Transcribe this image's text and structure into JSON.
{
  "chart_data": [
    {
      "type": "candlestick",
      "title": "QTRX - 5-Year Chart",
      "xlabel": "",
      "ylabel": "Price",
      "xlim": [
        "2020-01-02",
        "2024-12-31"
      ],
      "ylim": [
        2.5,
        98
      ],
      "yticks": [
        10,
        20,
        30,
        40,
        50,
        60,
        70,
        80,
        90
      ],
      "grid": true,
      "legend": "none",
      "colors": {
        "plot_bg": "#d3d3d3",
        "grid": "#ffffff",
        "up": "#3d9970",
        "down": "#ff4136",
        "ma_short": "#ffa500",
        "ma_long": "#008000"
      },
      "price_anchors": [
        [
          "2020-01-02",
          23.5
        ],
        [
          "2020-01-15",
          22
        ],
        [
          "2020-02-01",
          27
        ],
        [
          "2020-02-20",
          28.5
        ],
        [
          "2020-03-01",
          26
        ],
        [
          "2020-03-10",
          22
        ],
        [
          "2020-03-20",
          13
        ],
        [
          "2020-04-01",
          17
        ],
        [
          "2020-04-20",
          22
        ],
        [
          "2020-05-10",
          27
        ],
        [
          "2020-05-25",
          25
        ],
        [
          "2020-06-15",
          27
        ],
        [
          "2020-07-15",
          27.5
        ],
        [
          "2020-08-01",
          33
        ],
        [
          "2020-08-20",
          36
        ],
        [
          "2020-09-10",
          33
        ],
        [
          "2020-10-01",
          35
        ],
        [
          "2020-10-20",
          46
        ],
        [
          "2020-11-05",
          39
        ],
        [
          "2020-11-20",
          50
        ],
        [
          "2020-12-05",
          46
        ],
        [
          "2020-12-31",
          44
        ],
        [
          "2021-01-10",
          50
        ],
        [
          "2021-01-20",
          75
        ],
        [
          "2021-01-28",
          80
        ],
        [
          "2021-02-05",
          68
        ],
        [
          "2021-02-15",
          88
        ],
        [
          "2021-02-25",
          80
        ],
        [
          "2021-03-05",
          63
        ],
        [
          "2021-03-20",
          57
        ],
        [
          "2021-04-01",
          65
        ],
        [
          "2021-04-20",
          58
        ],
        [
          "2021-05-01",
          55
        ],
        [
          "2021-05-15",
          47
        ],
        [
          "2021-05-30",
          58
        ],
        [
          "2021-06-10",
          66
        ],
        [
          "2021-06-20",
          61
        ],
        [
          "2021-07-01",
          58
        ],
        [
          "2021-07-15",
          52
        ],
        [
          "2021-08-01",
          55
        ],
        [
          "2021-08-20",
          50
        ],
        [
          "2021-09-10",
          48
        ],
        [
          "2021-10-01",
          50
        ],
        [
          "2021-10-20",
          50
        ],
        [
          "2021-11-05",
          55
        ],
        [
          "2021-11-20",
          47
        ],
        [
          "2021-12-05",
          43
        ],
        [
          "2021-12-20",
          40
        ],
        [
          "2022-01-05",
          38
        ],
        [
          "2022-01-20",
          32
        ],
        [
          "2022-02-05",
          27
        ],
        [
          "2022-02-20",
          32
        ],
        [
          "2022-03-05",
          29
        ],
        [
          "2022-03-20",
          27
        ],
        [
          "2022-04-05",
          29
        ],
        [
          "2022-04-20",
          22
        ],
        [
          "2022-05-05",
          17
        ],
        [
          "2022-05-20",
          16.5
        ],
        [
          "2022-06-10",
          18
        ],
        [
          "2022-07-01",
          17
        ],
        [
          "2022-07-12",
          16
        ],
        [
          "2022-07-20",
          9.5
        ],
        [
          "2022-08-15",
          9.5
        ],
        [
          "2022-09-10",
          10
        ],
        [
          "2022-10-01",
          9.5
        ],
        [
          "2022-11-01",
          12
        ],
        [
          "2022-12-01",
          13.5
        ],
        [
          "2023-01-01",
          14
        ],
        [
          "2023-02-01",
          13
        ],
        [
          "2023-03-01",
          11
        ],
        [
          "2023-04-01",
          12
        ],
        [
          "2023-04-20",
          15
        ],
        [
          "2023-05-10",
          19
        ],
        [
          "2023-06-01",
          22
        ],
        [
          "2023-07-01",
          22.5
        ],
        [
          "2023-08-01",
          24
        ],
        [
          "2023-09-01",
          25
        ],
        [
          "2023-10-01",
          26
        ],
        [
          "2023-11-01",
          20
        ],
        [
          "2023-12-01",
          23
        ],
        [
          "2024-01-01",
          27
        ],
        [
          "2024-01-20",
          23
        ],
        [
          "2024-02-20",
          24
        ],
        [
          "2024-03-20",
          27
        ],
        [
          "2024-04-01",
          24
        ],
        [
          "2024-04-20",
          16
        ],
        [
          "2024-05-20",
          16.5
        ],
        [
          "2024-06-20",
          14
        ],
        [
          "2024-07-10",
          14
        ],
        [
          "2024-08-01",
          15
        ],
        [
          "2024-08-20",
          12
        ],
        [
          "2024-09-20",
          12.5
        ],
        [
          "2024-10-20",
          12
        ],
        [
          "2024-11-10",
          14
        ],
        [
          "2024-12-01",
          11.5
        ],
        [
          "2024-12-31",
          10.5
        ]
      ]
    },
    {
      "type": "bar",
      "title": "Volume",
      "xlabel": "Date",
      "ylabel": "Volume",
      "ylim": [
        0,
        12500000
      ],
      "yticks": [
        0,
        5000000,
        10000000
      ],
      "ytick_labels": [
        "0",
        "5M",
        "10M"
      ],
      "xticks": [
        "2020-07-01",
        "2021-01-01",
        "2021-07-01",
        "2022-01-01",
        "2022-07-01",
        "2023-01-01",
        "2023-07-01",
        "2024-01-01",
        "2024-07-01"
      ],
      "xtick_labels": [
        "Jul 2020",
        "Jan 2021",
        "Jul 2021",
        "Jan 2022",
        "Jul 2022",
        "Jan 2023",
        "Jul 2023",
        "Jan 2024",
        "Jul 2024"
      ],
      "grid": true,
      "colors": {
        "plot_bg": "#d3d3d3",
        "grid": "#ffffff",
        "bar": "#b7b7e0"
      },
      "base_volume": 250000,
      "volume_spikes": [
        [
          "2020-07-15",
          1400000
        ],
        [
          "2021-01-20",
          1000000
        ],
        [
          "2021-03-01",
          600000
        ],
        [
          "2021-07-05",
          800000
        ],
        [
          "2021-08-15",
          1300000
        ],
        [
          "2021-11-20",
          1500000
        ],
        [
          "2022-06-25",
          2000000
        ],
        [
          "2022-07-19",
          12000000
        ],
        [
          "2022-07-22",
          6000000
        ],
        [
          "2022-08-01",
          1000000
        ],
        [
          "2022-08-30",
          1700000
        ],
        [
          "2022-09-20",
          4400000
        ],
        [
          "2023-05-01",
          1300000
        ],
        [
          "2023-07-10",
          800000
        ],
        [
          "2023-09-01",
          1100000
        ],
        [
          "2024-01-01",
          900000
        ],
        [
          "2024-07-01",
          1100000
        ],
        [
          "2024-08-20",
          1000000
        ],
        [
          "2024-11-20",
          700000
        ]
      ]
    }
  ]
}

********************

- **Written request**: Return every record above exactly as it appears.

- **Worked solution**:
Transcribe this image's text and structure into JSON.
{
  "chart_data": [
    {
      "type": "candlestick",
      "title": "QTRX - 5-Year Chart",
      "xlabel": "",
      "ylabel": "Price",
      "xlim": [
        "2020-01-02",
        "2024-12-31"
      ],
      "ylim": [
        2.5,
        98
      ],
      "yticks": [
        10,
        20,
        30,
        40,
        50,
        60,
        70,
        80,
        90
      ],
      "grid": true,
      "legend": "none",
      "colors": {
        "plot_bg": "#d3d3d3",
        "grid": "#ffffff",
        "up": "#3d9970",
        "down": "#ff4136",
        "ma_short": "#ffa500",
        "ma_long": "#008000"
      },
      "price_anchors": [
        [
          "2020-01-02",
          23.5
        ],
        [
          "2020-01-15",
          22
        ],
        [
          "2020-02-01",
          27
        ],
        [
          "2020-02-20",
          28.5
        ],
        [
          "2020-03-01",
          26
        ],
        [
          "2020-03-10",
          22
        ],
        [
          "2020-03-20",
          13
        ],
        [
          "2020-04-01",
          17
        ],
        [
          "2020-04-20",
          22
        ],
        [
          "2020-05-10",
          27
        ],
        [
          "2020-05-25",
          25
        ],
        [
          "2020-06-15",
          27
        ],
        [
          "2020-07-15",
          27.5
        ],
        [
          "2020-08-01",
          33
        ],
        [
          "2020-08-20",
          36
        ],
        [
          "2020-09-10",
          33
        ],
        [
          "2020-10-01",
          35
        ],
        [
          "2020-10-20",
          46
        ],
        [
          "2020-11-05",
          39
        ],
        [
          "2020-11-20",
          50
        ],
        [
          "2020-12-05",
          46
        ],
        [
          "2020-12-31",
          44
        ],
        [
          "2021-01-10",
          50
        ],
        [
          "2021-01-20",
          75
        ],
        [
          "2021-01-28",
          80
        ],
        [
          "2021-02-05",
          68
        ],
        [
          "2021-02-15",
          88
        ],
        [
          "2021-02-25",
          80
        ],
        [
          "2021-03-05",
          63
        ],
        [
          "2021-03-20",
          57
        ],
        [
          "2021-04-01",
          65
        ],
        [
          "2021-04-20",
          58
        ],
        [
          "2021-05-01",
          55
        ],
        [
          "2021-05-15",
          47
        ],
        [
          "2021-05-30",
          58
        ],
        [
          "2021-06-10",
          66
        ],
        [
          "2021-06-20",
          61
        ],
        [
          "2021-07-01",
          58
        ],
        [
          "2021-07-15",
          52
        ],
        [
          "2021-08-01",
          55
        ],
        [
          "2021-08-20",
          50
        ],
        [
          "2021-09-10",
          48
        ],
        [
          "2021-10-01",
          50
        ],
        [
          "2021-10-20",
          50
        ],
        [
          "2021-11-05",
          55
        ],
        [
          "2021-11-20",
          47
        ],
        [
          "2021-12-05",
          43
        ],
        [
          "2021-12-20",
          40
        ],
        [
          "2022-01-05",
          38
        ],
        [
          "2022-01-20",
          32
        ],
        [
          "2022-02-05",
          27
        ],
        [
          "2022-02-20",
          32
        ],
        [
          "2022-03-05",
          29
        ],
        [
          "2022-03-20",
          27
        ],
        [
          "2022-04-05",
          29
        ],
        [
          "2022-04-20",
          22
        ],
        [
          "2022-05-05",
          17
        ],
        [
          "2022-05-20",
          16.5
        ],
        [
          "2022-06-10",
          18
        ],
        [
          "2022-07-01",
          17
        ],
        [
          "2022-07-12",
          16
        ],
        [
          "2022-07-20",
          9.5
        ],
        [
          "2022-08-15",
          9.5
        ],
        [
          "2022-09-10",
          10
        ],
        [
          "2022-10-01",
          9.5
        ],
        [
          "2022-11-01",
          12
        ],
        [
          "2022-12-01",
          13.5
        ],
        [
          "2023-01-01",
          14
        ],
        [
          "2023-02-01",
          13
        ],
        [
          "2023-03-01",
          11
        ],
        [
          "2023-04-01",
          12
        ],
        [
          "2023-04-20",
          15
        ],
        [
          "2023-05-10",
          19
        ],
        [
          "2023-06-01",
          22
        ],
        [
          "2023-07-01",
          22.5
        ],
        [
          "2023-08-01",
          24
        ],
        [
          "2023-09-01",
          25
        ],
        [
          "2023-10-01",
          26
        ],
        [
          "2023-11-01",
          20
        ],
        [
          "2023-12-01",
          23
        ],
        [
          "2024-01-01",
          27
        ],
        [
          "2024-01-20",
          23
        ],
        [
          "2024-02-20",
          24
        ],
        [
          "2024-03-20",
          27
        ],
        [
          "2024-04-01",
          24
        ],
        [
          "2024-04-20",
          16
        ],
        [
          "2024-05-20",
          16.5
        ],
        [
          "2024-06-20",
          14
        ],
        [
          "2024-07-10",
          14
        ],
        [
          "2024-08-01",
          15
        ],
        [
          "2024-08-20",
          12
        ],
        [
          "2024-09-20",
          12.5
        ],
        [
          "2024-10-20",
          12
        ],
        [
          "2024-11-10",
          14
        ],
        [
          "2024-12-01",
          11.5
        ],
        [
          "2024-12-31",
          10.5
        ]
      ]
    },
    {
      "type": "bar",
      "title": "Volume",
      "xlabel": "Date",
      "ylabel": "Volume",
      "ylim": [
        0,
        12500000
      ],
      "yticks": [
        0,
        5000000,
        10000000
      ],
      "ytick_labels": [
        "0",
        "5M",
        "10M"
      ],
      "xticks": [
        "2020-07-01",
        "2021-01-01",
        "2021-07-01",
        "2022-01-01",
        "2022-07-01",
        "2023-01-01",
        "2023-07-01",
        "2024-01-01",
        "2024-07-01"
      ],
      "xtick_labels": [
        "Jul 2020",
        "Jan 2021",
        "Jul 2021",
        "Jan 2022",
        "Jul 2022",
        "Jan 2023",
        "Jul 2023",
        "Jan 2024",
        "Jul 2024"
      ],
      "grid": true,
      "colors": {
        "plot_bg": "#d3d3d3",
        "grid": "#ffffff",
        "bar": "#b7b7e0"
      },
      "base_volume": 250000,
      "volume_spikes": [
        [
          "2020-07-15",
          1400000
        ],
        [
          "2021-01-20",
          1000000
        ],
        [
          "2021-03-01",
          600000
        ],
        [
          "2021-07-05",
          800000
        ],
        [
          "2021-08-15",
          1300000
        ],
        [
          "2021-11-20",
          1500000
        ],
        [
          "2022-06-25",
          2000000
        ],
        [
          "2022-07-19",
          12000000
        ],
        [
          "2022-07-22",
          6000000
        ],
        [
          "2022-08-01",
          1000000
        ],
        [
          "2022-08-30",
          1700000
        ],
        [
          "2022-09-20",
          4400000
        ],
        [
          "2023-05-01",
          1300000
        ],
        [
          "2023-07-10",
          800000
        ],
        [
          "2023-09-01",
          1100000
        ],
        [
          "2024-01-01",
          900000
        ],
        [
          "2024-07-01",
          1100000
        ],
        [
          "2024-08-20",
          1000000
        ],
        [
          "2024-11-20",
          700000
        ]
      ]
    }
  ]
}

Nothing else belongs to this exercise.